==== Information given

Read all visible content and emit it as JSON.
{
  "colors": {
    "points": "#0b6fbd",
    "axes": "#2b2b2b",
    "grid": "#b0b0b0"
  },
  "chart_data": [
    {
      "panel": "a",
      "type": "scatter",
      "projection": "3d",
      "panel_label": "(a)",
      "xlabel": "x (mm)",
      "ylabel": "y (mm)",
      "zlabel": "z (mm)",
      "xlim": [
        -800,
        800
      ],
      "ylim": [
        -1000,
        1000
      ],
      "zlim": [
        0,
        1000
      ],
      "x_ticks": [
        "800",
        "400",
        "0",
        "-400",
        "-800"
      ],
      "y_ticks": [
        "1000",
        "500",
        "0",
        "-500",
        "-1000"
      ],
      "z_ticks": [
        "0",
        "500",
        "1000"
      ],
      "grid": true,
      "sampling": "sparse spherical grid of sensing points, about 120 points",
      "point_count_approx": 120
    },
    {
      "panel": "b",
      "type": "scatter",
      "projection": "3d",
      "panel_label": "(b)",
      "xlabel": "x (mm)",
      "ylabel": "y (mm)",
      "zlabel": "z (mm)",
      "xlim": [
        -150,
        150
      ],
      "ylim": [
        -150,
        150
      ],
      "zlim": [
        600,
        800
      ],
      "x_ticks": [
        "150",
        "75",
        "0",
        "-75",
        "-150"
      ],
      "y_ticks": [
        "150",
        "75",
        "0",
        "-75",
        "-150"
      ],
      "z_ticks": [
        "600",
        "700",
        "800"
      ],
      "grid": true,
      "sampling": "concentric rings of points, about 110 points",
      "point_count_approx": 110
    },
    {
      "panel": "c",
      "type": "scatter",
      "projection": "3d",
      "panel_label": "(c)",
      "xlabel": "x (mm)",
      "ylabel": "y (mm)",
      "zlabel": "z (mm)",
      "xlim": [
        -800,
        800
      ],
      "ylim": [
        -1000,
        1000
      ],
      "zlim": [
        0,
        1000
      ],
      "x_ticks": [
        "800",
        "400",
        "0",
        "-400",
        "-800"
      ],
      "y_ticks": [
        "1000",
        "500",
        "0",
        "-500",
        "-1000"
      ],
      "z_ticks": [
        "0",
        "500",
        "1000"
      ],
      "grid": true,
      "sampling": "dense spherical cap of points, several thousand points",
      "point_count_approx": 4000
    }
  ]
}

========

→ Stated task: Across the data above, how many lines include the word "about"? Give only the count.

→ Answer to the exercise: 2